→ Passage shown:

%%

Sample Input 2 (cc bysa NCPC 2016)
When dealt cards in the card game Plump it is a good idea
to start by sorting the cards in hand by suit and rank. The
different suits should be grouped and the ranks should be
sorted within each suit. But the order of the suits does not
matter and within each suit, the cards may be sorted in either
ascending or descending order on rank. It is allowed for some
suits to be sorted in ascending order and others in descending
order.
Sorting is done by moving one card at a time from its
current position to a new position in the hand, at the start,
end, or in between two adjacent cards. What is the smallest
number of moves required to sort a given hand of cards?

%%

→ Problem details:
Continue the passage on sorting a hand of cards in Plump, picking up right after its final question.

→ Data extract:
%%

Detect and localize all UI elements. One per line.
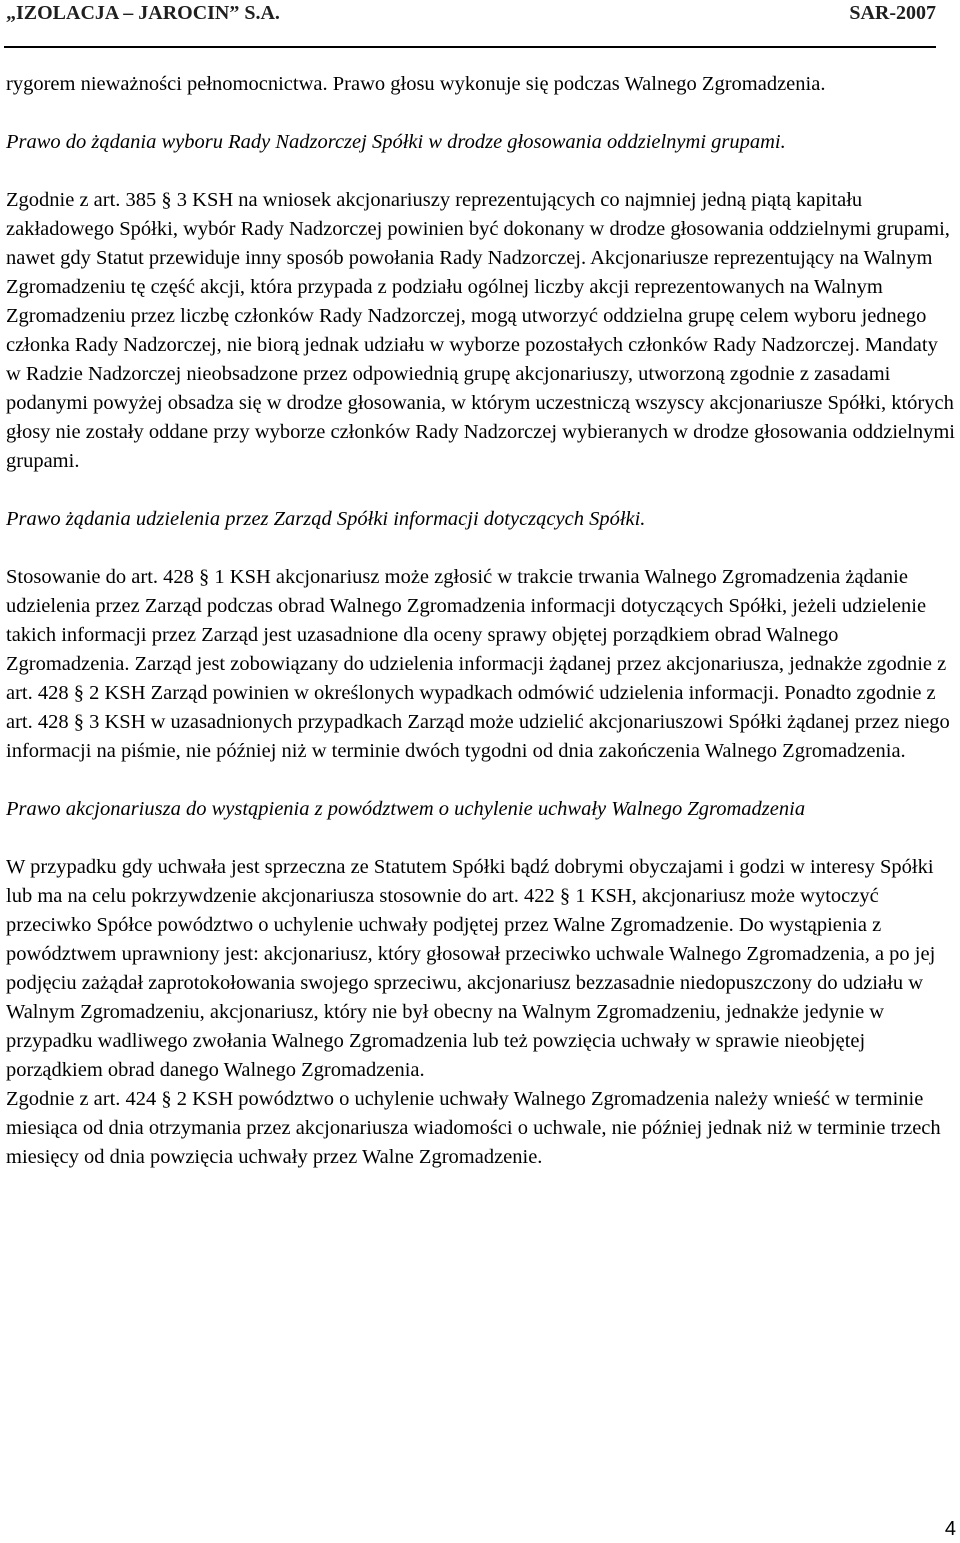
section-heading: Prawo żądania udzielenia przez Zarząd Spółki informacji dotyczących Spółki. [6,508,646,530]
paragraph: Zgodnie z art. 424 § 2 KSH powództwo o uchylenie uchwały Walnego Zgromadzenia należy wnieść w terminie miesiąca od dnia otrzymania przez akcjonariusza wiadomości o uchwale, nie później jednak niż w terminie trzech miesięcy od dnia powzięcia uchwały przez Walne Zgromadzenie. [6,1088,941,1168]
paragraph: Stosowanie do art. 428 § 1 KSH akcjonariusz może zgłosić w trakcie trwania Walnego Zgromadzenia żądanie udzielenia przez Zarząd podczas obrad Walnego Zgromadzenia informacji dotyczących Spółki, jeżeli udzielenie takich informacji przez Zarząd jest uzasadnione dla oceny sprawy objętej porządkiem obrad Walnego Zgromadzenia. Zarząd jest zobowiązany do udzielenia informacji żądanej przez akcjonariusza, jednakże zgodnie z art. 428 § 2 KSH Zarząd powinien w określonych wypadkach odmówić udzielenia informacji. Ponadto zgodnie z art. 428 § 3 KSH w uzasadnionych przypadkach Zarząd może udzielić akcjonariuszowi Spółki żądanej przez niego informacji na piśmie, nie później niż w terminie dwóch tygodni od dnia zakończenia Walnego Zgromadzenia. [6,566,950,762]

%%

→ Output for this task:
Input
The first line of input contains an integer $n$ ($1
\le n \le 52$), the number of cards in the hand. The
second line contains $n$
pairwise distinct spaceseparated cards, each represented by
two characters. The first character of a card represents the
rank and is either a digit from 2 to
9 or one of the letters T, J, Q, K, and A representing Ten, Jack, Queen, King and Ace,
respectively, given here in increasing order. The second
character of a card is from the set {s, h, d, c} representing
the suits spades $\spadesuit
$, hearts $\heartsuit
$, diamonds $\diamondsuit $, and
clubs $\clubsuit
$.
Output
Output the minimum number of card moves required to sort the
hand as described above.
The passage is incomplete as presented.